** Start **

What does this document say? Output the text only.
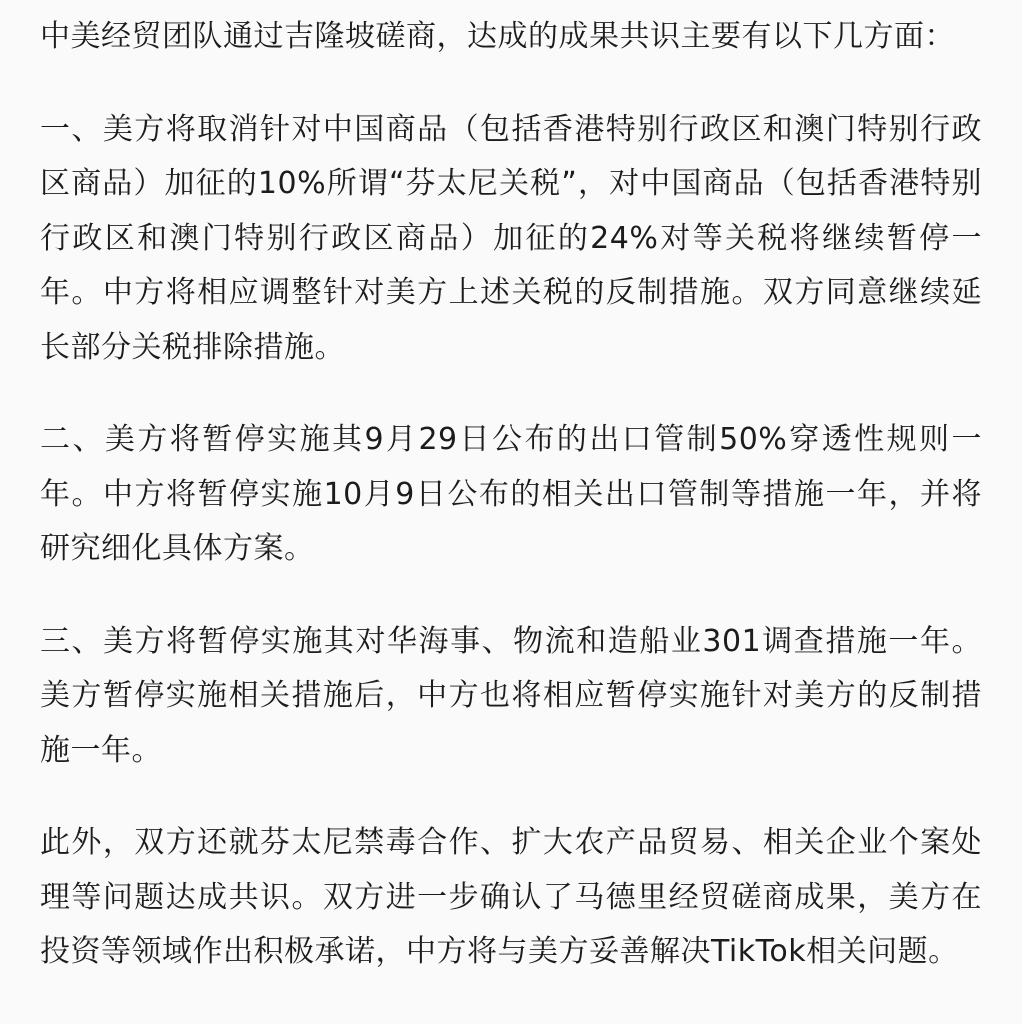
中美经贸团队通过吉隆坡磋商，达成的成果共识主要有以下几方面：

一、美方将取消针对中国商品（包括香港特别行政区和澳门特别行政区商品）加征的10%所谓“芬太尼关税”，对中国商品（包括香港特别行政区和澳门特别行政区商品）加征的24%对等关税将继续暂停一年。中方将相应调整针对美方上述关税的反制措施。双方同意继续延长部分关税排除措施。

二、美方将暂停实施其9月29日公布的出口管制50%穿透性规则一年。中方将暂停实施10月9日公布的相关出口管制等措施一年，并将研究细化具体方案。

三、美方将暂停实施其对华海事、物流和造船业301调查措施一年。美方暂停实施相关措施后，中方也将相应暂停实施针对美方的反制措施一年。

此外，双方还就芬太尼禁毒合作、扩大农产品贸易、相关企业个案处理等问题达成共识。双方进一步确认了马德里经贸磋商成果，美方在投资等领域作出积极承诺，中方将与美方妥善解决TikTok相关问题。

** End **

Exercise requirements: Verbatim reproduction of every record is required; images are left out.

Full answer:
What does this document say? Output the text only.
中美经贸团队通过吉隆坡磋商，达成的成果共识主要有以下几方面：

一、美方将取消针对中国商品（包括香港特别行政区和澳门特别行政区商品）加征的10%所谓“芬太尼关税”，对中国商品（包括香港特别行政区和澳门特别行政区商品）加征的24%对等关税将继续暂停一年。中方将相应调整针对美方上述关税的反制措施。双方同意继续延长部分关税排除措施。

二、美方将暂停实施其9月29日公布的出口管制50%穿透性规则一年。中方将暂停实施10月9日公布的相关出口管制等措施一年，并将研究细化具体方案。

三、美方将暂停实施其对华海事、物流和造船业301调查措施一年。美方暂停实施相关措施后，中方也将相应暂停实施针对美方的反制措施一年。

此外，双方还就芬太尼禁毒合作、扩大农产品贸易、相关企业个案处理等问题达成共识。双方进一步确认了马德里经贸磋商成果，美方在投资等领域作出积极承诺，中方将与美方妥善解决TikTok相关问题。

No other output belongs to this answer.